● **PROBLEM**:
Give only the number of lines below that contain the word "this".

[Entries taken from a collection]
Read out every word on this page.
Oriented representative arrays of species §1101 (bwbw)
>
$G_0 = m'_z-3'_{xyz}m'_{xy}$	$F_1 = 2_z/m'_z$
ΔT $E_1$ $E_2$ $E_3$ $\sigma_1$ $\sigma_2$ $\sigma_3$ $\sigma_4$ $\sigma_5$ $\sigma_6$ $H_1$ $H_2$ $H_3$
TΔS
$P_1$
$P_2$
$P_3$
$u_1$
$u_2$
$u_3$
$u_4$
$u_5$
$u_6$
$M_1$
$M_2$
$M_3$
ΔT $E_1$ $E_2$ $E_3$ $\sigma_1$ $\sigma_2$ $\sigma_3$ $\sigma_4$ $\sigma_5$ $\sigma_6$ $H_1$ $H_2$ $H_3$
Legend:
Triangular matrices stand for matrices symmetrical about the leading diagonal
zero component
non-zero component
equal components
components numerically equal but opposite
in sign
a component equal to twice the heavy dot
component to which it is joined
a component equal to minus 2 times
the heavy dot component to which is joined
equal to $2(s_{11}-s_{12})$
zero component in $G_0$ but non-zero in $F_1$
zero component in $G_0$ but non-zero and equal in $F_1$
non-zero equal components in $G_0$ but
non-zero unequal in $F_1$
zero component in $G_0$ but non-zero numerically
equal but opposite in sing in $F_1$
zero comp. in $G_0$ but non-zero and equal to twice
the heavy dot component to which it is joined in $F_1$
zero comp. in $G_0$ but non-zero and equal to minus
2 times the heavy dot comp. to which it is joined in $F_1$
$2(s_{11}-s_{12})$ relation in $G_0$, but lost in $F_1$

---

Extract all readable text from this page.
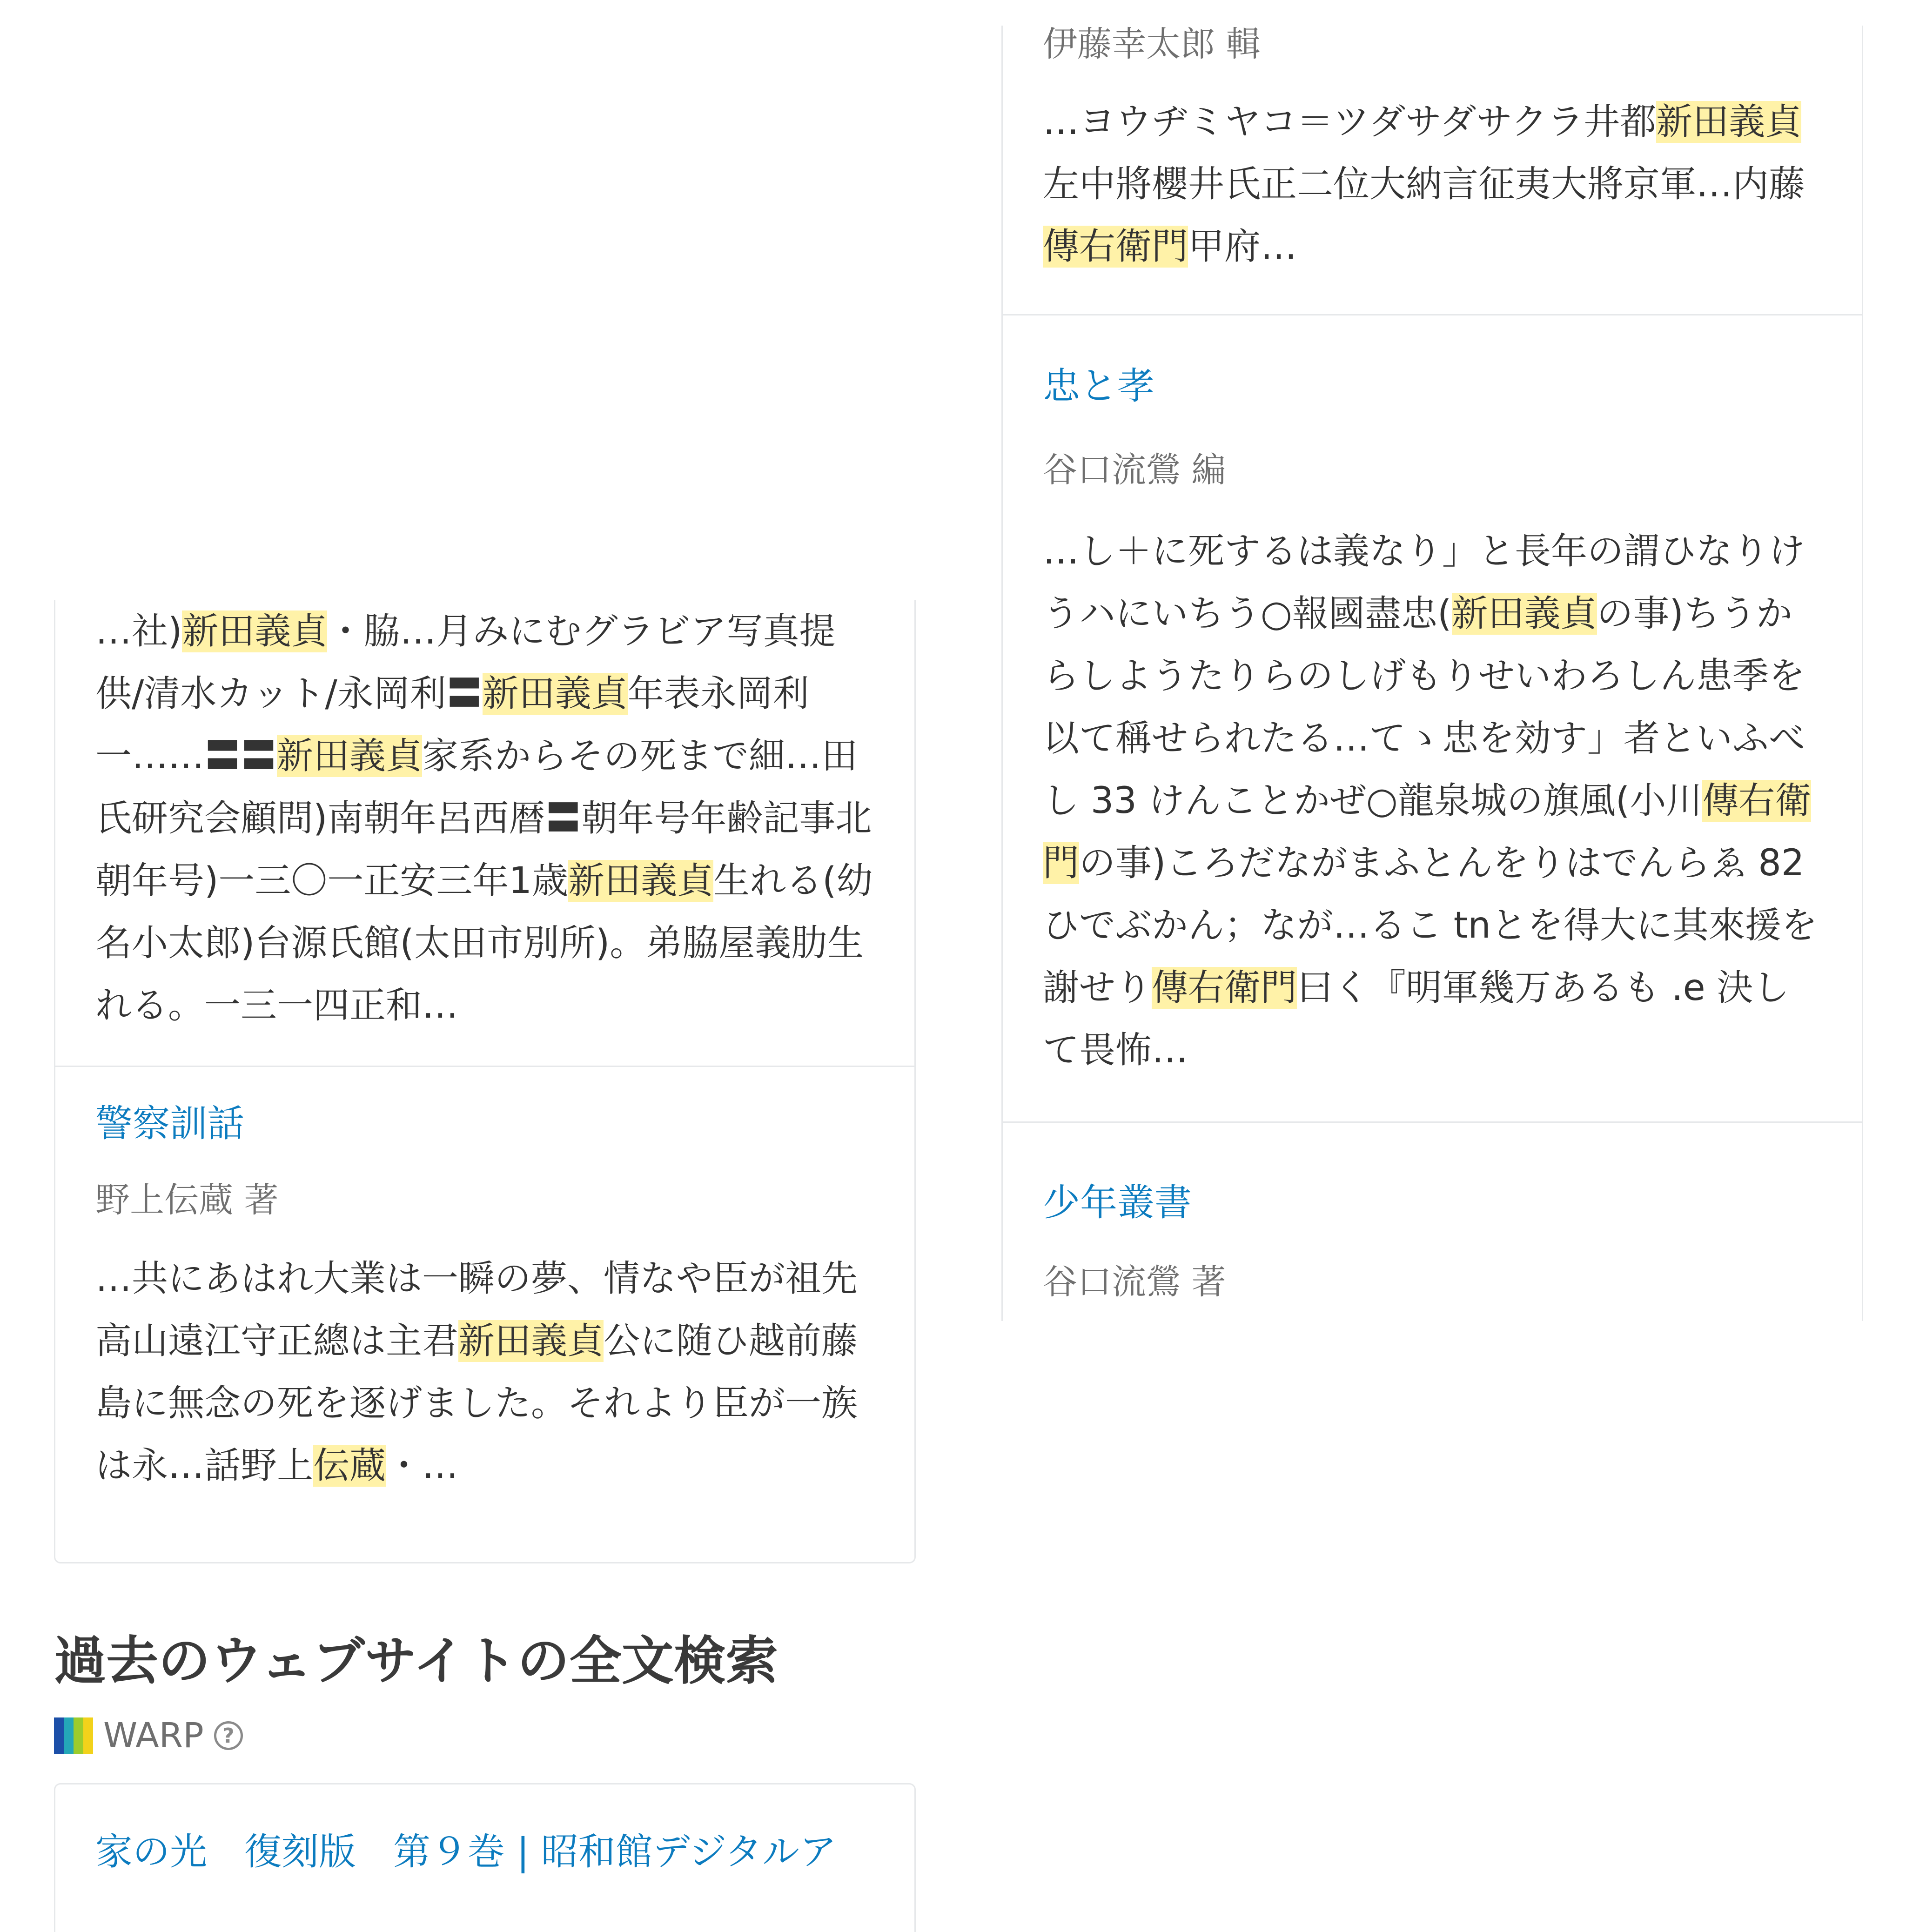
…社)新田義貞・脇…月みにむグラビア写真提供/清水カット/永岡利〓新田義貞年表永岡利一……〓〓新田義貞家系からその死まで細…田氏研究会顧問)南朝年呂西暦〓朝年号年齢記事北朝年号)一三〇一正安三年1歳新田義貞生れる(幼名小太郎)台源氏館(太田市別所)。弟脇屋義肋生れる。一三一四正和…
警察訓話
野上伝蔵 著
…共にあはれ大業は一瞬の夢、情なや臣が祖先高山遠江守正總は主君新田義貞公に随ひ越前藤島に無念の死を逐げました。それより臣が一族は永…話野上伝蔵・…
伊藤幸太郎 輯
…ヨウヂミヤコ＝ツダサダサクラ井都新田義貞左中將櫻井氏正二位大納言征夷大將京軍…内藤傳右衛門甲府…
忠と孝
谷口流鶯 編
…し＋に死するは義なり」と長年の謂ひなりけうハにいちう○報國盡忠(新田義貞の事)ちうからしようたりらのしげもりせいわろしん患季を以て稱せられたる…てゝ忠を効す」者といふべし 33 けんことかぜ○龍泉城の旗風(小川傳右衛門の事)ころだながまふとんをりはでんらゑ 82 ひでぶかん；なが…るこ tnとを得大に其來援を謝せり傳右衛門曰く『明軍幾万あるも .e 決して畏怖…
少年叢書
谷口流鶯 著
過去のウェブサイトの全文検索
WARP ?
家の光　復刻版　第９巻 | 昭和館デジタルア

==

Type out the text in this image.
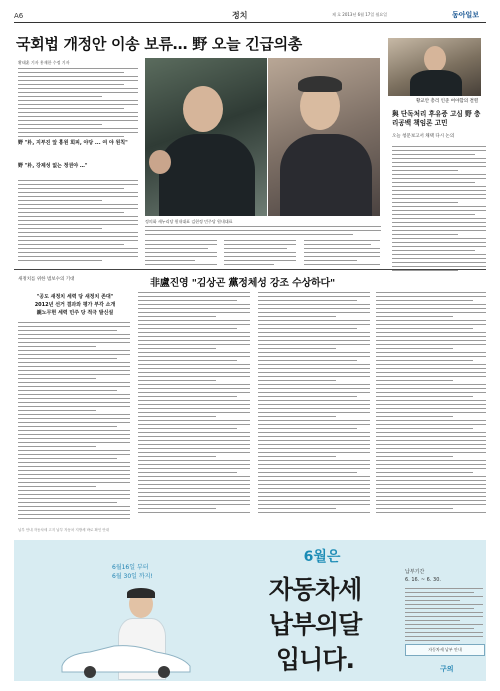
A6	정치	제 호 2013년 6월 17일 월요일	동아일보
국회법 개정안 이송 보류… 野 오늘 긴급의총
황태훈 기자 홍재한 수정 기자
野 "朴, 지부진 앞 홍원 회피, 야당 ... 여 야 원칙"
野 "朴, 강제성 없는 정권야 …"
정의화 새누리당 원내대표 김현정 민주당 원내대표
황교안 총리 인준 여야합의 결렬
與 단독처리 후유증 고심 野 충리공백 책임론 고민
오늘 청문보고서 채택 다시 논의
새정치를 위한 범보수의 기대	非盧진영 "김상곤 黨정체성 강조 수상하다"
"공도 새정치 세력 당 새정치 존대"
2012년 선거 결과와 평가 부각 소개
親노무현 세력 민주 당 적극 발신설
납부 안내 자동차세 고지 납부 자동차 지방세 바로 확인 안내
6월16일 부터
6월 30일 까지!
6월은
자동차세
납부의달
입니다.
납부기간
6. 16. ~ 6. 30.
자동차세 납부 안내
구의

● **EXPECTED OUTPUT**:
3